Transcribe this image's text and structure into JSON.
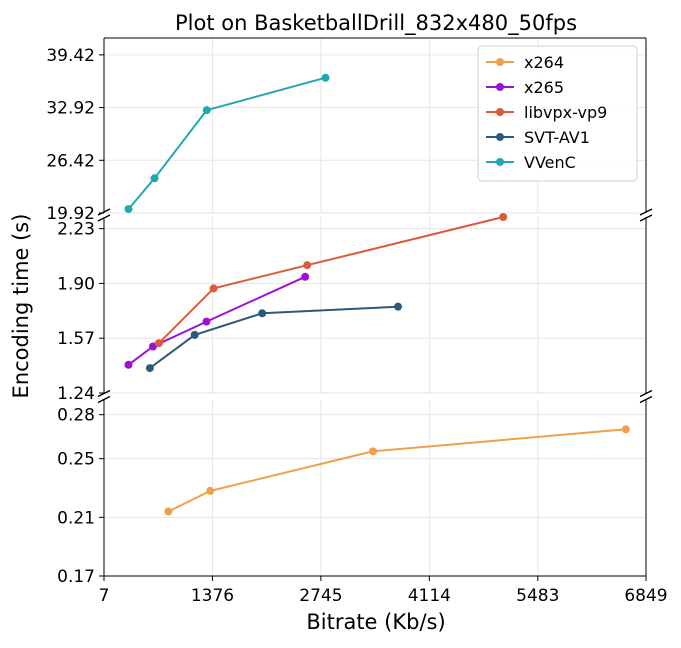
{
  "chart_data": {
    "type": "line",
    "title": "Plot on BasketballDrill_832x480_50fps",
    "xlabel": "Bitrate (Kb/s)",
    "ylabel": "Encoding time (s)",
    "xlim": [
      7,
      6849
    ],
    "x_ticks": [
      "7",
      "1376",
      "2745",
      "4114",
      "5483",
      "6849"
    ],
    "x_tick_values": [
      7,
      1376,
      2745,
      4114,
      5483,
      6849
    ],
    "grid": true,
    "legend_position": "top-right",
    "broken_axis": true,
    "panels": [
      {
        "name": "top",
        "ylim": [
          19.92,
          41.5
        ],
        "y_ticks": [
          "19.92",
          "26.42",
          "32.92",
          "39.42"
        ],
        "y_tick_values": [
          19.92,
          26.42,
          32.92,
          39.42
        ]
      },
      {
        "name": "middle",
        "ylim": [
          1.24,
          2.3
        ],
        "y_ticks": [
          "1.24",
          "1.57",
          "1.90",
          "2.23"
        ],
        "y_tick_values": [
          1.24,
          1.57,
          1.9,
          2.23
        ]
      },
      {
        "name": "bottom",
        "ylim": [
          0.17,
          0.29
        ],
        "y_ticks": [
          "0.17",
          "0.21",
          "0.25",
          "0.28"
        ],
        "y_tick_values": [
          0.17,
          0.21,
          0.25,
          0.28
        ]
      }
    ],
    "series": [
      {
        "name": "x264",
        "color": "#f0a04a",
        "panel": "bottom",
        "x": [
          820,
          1348,
          3402,
          6594
        ],
        "y": [
          0.214,
          0.228,
          0.255,
          0.27
        ]
      },
      {
        "name": "x265",
        "color": "#9b11d6",
        "panel": "middle",
        "x": [
          316,
          626,
          1301,
          2547
        ],
        "y": [
          1.41,
          1.52,
          1.67,
          1.94
        ]
      },
      {
        "name": "libvpx-vp9",
        "color": "#dc5a3c",
        "panel": "middle",
        "x": [
          700,
          1391,
          2572,
          5047
        ],
        "y": [
          1.54,
          1.87,
          2.01,
          2.3
        ]
      },
      {
        "name": "SVT-AV1",
        "color": "#2c5a7c",
        "panel": "middle",
        "x": [
          586,
          1152,
          2004,
          3719
        ],
        "y": [
          1.39,
          1.59,
          1.72,
          1.76
        ]
      },
      {
        "name": "VVenC",
        "color": "#20a8b0",
        "panel": "top",
        "x": [
          316,
          645,
          1304,
          2803
        ],
        "y": [
          20.4,
          24.2,
          32.6,
          36.6
        ]
      }
    ]
  }
}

■ ■ ■ ■ ■ ■ ■

CHALLENGE: Transcribe every record above exactly, leaving out the pictures.

EXERCISE ANSWER:
Transcribe this image's text and structure into JSON.
{
  "chart_data": {
    "type": "line",
    "title": "Plot on BasketballDrill_832x480_50fps",
    "xlabel": "Bitrate (Kb/s)",
    "ylabel": "Encoding time (s)",
    "xlim": [
      7,
      6849
    ],
    "x_ticks": [
      "7",
      "1376",
      "2745",
      "4114",
      "5483",
      "6849"
    ],
    "x_tick_values": [
      7,
      1376,
      2745,
      4114,
      5483,
      6849
    ],
    "grid": true,
    "legend_position": "top-right",
    "broken_axis": true,
    "panels": [
      {
        "name": "top",
        "ylim": [
          19.92,
          41.5
        ],
        "y_ticks": [
          "19.92",
          "26.42",
          "32.92",
          "39.42"
        ],
        "y_tick_values": [
          19.92,
          26.42,
          32.92,
          39.42
        ]
      },
      {
        "name": "middle",
        "ylim": [
          1.24,
          2.3
        ],
        "y_ticks": [
          "1.24",
          "1.57",
          "1.90",
          "2.23"
        ],
        "y_tick_values": [
          1.24,
          1.57,
          1.9,
          2.23
        ]
      },
      {
        "name": "bottom",
        "ylim": [
          0.17,
          0.29
        ],
        "y_ticks": [
          "0.17",
          "0.21",
          "0.25",
          "0.28"
        ],
        "y_tick_values": [
          0.17,
          0.21,
          0.25,
          0.28
        ]
      }
    ],
    "series": [
      {
        "name": "x264",
        "color": "#f0a04a",
        "panel": "bottom",
        "x": [
          820,
          1348,
          3402,
          6594
        ],
        "y": [
          0.214,
          0.228,
          0.255,
          0.27
        ]
      },
      {
        "name": "x265",
        "color": "#9b11d6",
        "panel": "middle",
        "x": [
          316,
          626,
          1301,
          2547
        ],
        "y": [
          1.41,
          1.52,
          1.67,
          1.94
        ]
      },
      {
        "name": "libvpx-vp9",
        "color": "#dc5a3c",
        "panel": "middle",
        "x": [
          700,
          1391,
          2572,
          5047
        ],
        "y": [
          1.54,
          1.87,
          2.01,
          2.3
        ]
      },
      {
        "name": "SVT-AV1",
        "color": "#2c5a7c",
        "panel": "middle",
        "x": [
          586,
          1152,
          2004,
          3719
        ],
        "y": [
          1.39,
          1.59,
          1.72,
          1.76
        ]
      },
      {
        "name": "VVenC",
        "color": "#20a8b0",
        "panel": "top",
        "x": [
          316,
          645,
          1304,
          2803
        ],
        "y": [
          20.4,
          24.2,
          32.6,
          36.6
        ]
      }
    ]
  }
}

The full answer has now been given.